§ WHAT THE TASK ASKS: All lines holding the string "chevron" are to be shown.

§ DATA RECORDS:
*-*-*

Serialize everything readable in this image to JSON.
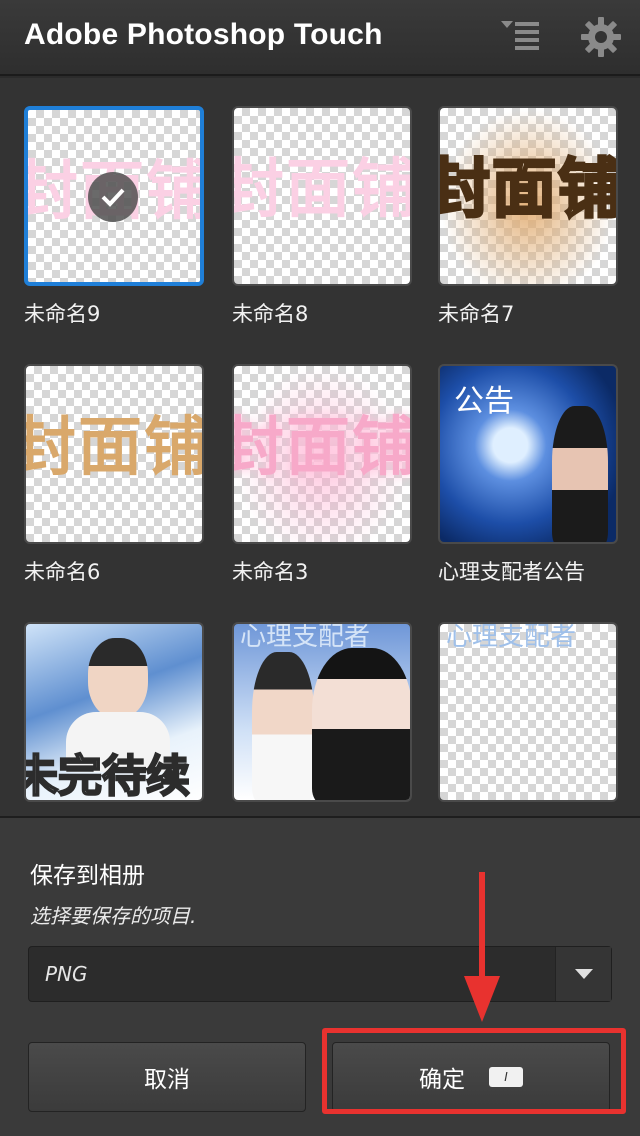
{
  "app": {
    "title": "Adobe Photoshop Touch"
  },
  "toolbar": {
    "sort_icon": "sort-list-icon",
    "settings_icon": "gear-icon"
  },
  "projects": [
    {
      "name": "未命名9",
      "thumb_text": "封面铺",
      "selected": true
    },
    {
      "name": "未命名8",
      "thumb_text": "封面铺"
    },
    {
      "name": "未命名7",
      "thumb_text": "封面铺"
    },
    {
      "name": "未命名6",
      "thumb_text": "封面铺"
    },
    {
      "name": "未命名3",
      "thumb_text": "封面铺"
    },
    {
      "name": "心理支配者公告",
      "thumb_text": "公告"
    },
    {
      "thumb_text": "未完待续"
    },
    {
      "thumb_text": "心理支配者"
    },
    {
      "thumb_text": "心理支配者"
    }
  ],
  "dialog": {
    "title": "保存到相册",
    "subtitle": "选择要保存的项目.",
    "format_selected": "PNG",
    "cancel_label": "取消",
    "ok_label": "确定",
    "ok_badge": "I"
  },
  "colors": {
    "accent": "#1f7fd8",
    "highlight": "#e8322f"
  }
}
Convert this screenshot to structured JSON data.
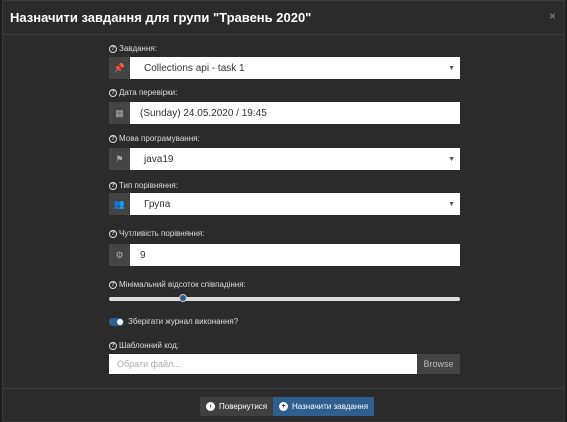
{
  "header": {
    "title": "Назначити завдання для групи \"Травень 2020\"",
    "close": "×"
  },
  "fields": {
    "task": {
      "label": "Завдання:",
      "value": "Collections api - task 1",
      "icon": "pin-icon"
    },
    "date": {
      "label": "Дата перевірки:",
      "value": "(Sunday) 24.05.2020 / 19:45",
      "icon": "calendar-icon"
    },
    "language": {
      "label": "Мова програмування:",
      "value": "java19",
      "icon": "language-icon"
    },
    "compare_type": {
      "label": "Тип порівняння:",
      "value": "Група",
      "icon": "users-icon"
    },
    "sensitivity": {
      "label": "Чутливість порівняння:",
      "value": "9",
      "icon": "cogs-icon"
    },
    "min_percent": {
      "label": "Мінімальний відсоток співпадіння:",
      "value_fraction": 0.2
    },
    "save_log": {
      "label": "Зберігати журнал виконання?",
      "checked": true
    },
    "template": {
      "label": "Шаблонний код:",
      "placeholder": "Обрати файл...",
      "browse": "Browse"
    }
  },
  "footer": {
    "back": "Повернутися",
    "assign": "Назначити завдання"
  }
}
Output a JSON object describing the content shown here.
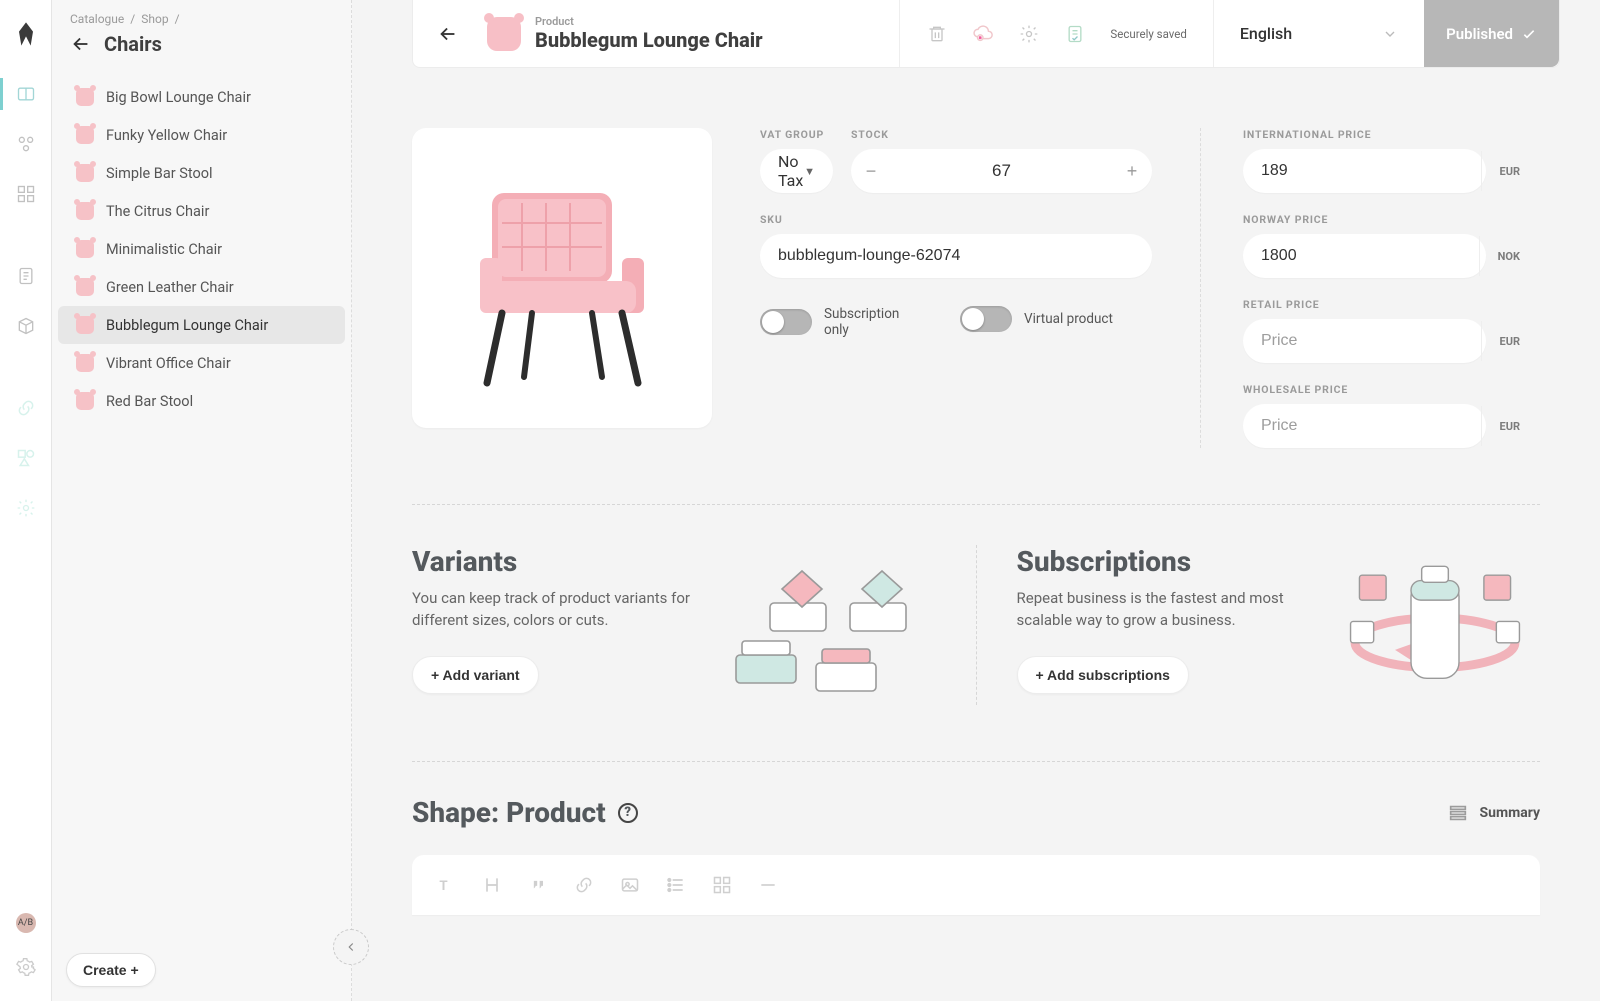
{
  "rail": {
    "label_badge": "A/B"
  },
  "sidebar": {
    "breadcrumbs": [
      "Catalogue",
      "Shop"
    ],
    "title": "Chairs",
    "items": [
      {
        "label": "Big Bowl Lounge Chair"
      },
      {
        "label": "Funky Yellow Chair"
      },
      {
        "label": "Simple Bar Stool"
      },
      {
        "label": "The Citrus Chair"
      },
      {
        "label": "Minimalistic Chair"
      },
      {
        "label": "Green Leather Chair"
      },
      {
        "label": "Bubblegum Lounge Chair",
        "selected": true
      },
      {
        "label": "Vibrant Office Chair"
      },
      {
        "label": "Red Bar Stool"
      }
    ],
    "create_label": "Create +"
  },
  "header": {
    "kind": "Product",
    "title": "Bubblegum Lounge Chair",
    "saved_text": "Securely saved",
    "language": "English",
    "publish_label": "Published"
  },
  "fields": {
    "vat_group_label": "VAT GROUP",
    "vat_value": "No Tax",
    "stock_label": "STOCK",
    "stock_value": "67",
    "sku_label": "SKU",
    "sku_value": "bubblegum-lounge-62074",
    "toggle_sub": "Subscription only",
    "toggle_virtual": "Virtual product"
  },
  "prices": {
    "international_label": "INTERNATIONAL PRICE",
    "international_value": "189",
    "international_curr": "EUR",
    "norway_label": "NORWAY PRICE",
    "norway_value": "1800",
    "norway_curr": "NOK",
    "retail_label": "RETAIL PRICE",
    "retail_placeholder": "Price",
    "retail_curr": "EUR",
    "wholesale_label": "WHOLESALE PRICE",
    "wholesale_placeholder": "Price",
    "wholesale_curr": "EUR"
  },
  "variants": {
    "title": "Variants",
    "desc": "You can keep track of product variants for different sizes, colors or cuts.",
    "button": "+ Add variant"
  },
  "subs": {
    "title": "Subscriptions",
    "desc": "Repeat business is the fastest and most scalable way to grow a business.",
    "button": "+ Add subscriptions"
  },
  "shape": {
    "title": "Shape: Product",
    "summary": "Summary"
  }
}
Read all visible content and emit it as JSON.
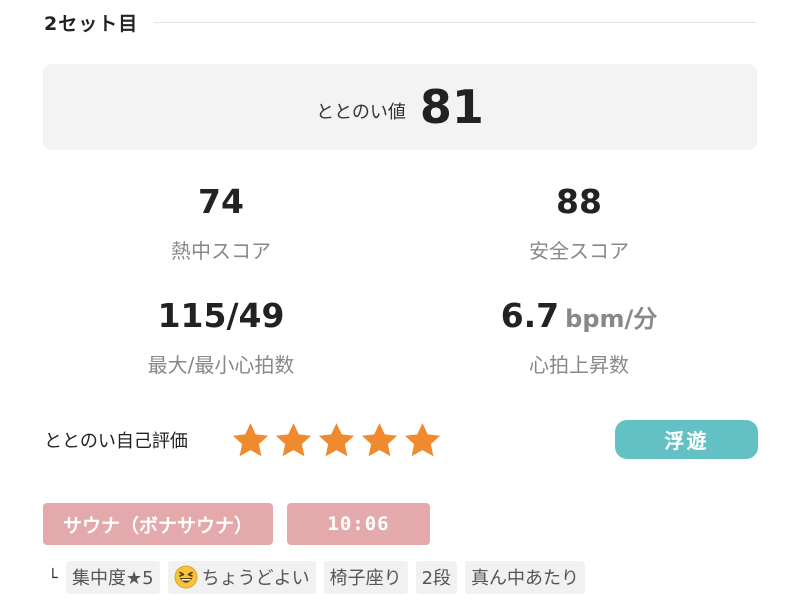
{
  "set_header": {
    "title": "2セット目"
  },
  "totonoi_score": {
    "label": "ととのい値",
    "value": "81"
  },
  "metrics": [
    {
      "value": "74",
      "unit": "",
      "label": "熱中スコア"
    },
    {
      "value": "88",
      "unit": "",
      "label": "安全スコア"
    },
    {
      "value": "115/49",
      "unit": "",
      "label": "最大/最小心拍数"
    },
    {
      "value": "6.7",
      "unit": "bpm/分",
      "label": "心拍上昇数"
    }
  ],
  "self_rating": {
    "label": "ととのい自己評価",
    "stars": 5,
    "max_stars": 5,
    "star_color": "#f08a2f",
    "mood": "浮遊",
    "mood_color": "#63c1c4"
  },
  "sauna": {
    "name": "サウナ（ボナサウナ）",
    "time": "10:06",
    "pill_color": "#e3a9ab"
  },
  "tags": {
    "branch_symbol": "└",
    "items": [
      {
        "text": "集中度★5",
        "icon": ""
      },
      {
        "text": "ちょうどよい",
        "icon": "grinning-squinting-face-icon"
      },
      {
        "text": "椅子座り",
        "icon": ""
      },
      {
        "text": "2段",
        "icon": ""
      },
      {
        "text": "真ん中あたり",
        "icon": ""
      }
    ]
  }
}
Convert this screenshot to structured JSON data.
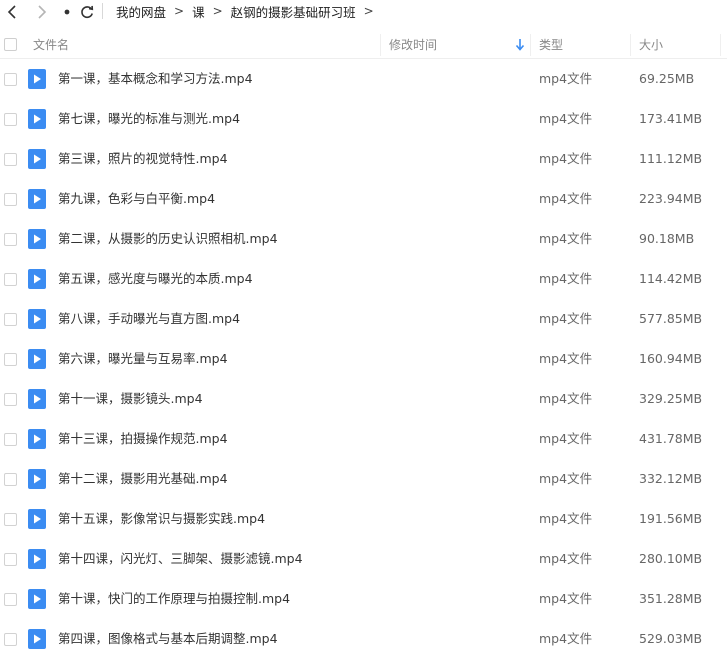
{
  "breadcrumb": {
    "items": [
      "我的网盘",
      "课",
      "赵钢的摄影基础研习班"
    ],
    "arrow": ">"
  },
  "columns": {
    "name": "文件名",
    "mtime": "修改时间",
    "type": "类型",
    "size": "大小"
  },
  "files": [
    {
      "name": "第一课，基本概念和学习方法.mp4",
      "type": "mp4文件",
      "size": "69.25MB"
    },
    {
      "name": "第七课，曝光的标准与测光.mp4",
      "type": "mp4文件",
      "size": "173.41MB"
    },
    {
      "name": "第三课，照片的视觉特性.mp4",
      "type": "mp4文件",
      "size": "111.12MB"
    },
    {
      "name": "第九课，色彩与白平衡.mp4",
      "type": "mp4文件",
      "size": "223.94MB"
    },
    {
      "name": "第二课，从摄影的历史认识照相机.mp4",
      "type": "mp4文件",
      "size": "90.18MB"
    },
    {
      "name": "第五课，感光度与曝光的本质.mp4",
      "type": "mp4文件",
      "size": "114.42MB"
    },
    {
      "name": "第八课，手动曝光与直方图.mp4",
      "type": "mp4文件",
      "size": "577.85MB"
    },
    {
      "name": "第六课，曝光量与互易率.mp4",
      "type": "mp4文件",
      "size": "160.94MB"
    },
    {
      "name": "第十一课，摄影镜头.mp4",
      "type": "mp4文件",
      "size": "329.25MB"
    },
    {
      "name": "第十三课，拍摄操作规范.mp4",
      "type": "mp4文件",
      "size": "431.78MB"
    },
    {
      "name": "第十二课，摄影用光基础.mp4",
      "type": "mp4文件",
      "size": "332.12MB"
    },
    {
      "name": "第十五课，影像常识与摄影实践.mp4",
      "type": "mp4文件",
      "size": "191.56MB"
    },
    {
      "name": "第十四课，闪光灯、三脚架、摄影滤镜.mp4",
      "type": "mp4文件",
      "size": "280.10MB"
    },
    {
      "name": "第十课，快门的工作原理与拍摄控制.mp4",
      "type": "mp4文件",
      "size": "351.28MB"
    },
    {
      "name": "第四课，图像格式与基本后期调整.mp4",
      "type": "mp4文件",
      "size": "529.03MB"
    }
  ],
  "colors": {
    "accent": "#3b8cf2",
    "text": "#333333",
    "muted": "#888888"
  },
  "icons": {
    "back": "chevron-left-icon",
    "forward": "chevron-right-icon",
    "history": "dot-icon",
    "refresh": "refresh-icon",
    "sort": "sort-down-icon",
    "file": "video-file-icon"
  }
}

*-*-*

§ THE OUTPUT:
    "back": "chevron-left-icon",
    "forward": "chevron-right-icon",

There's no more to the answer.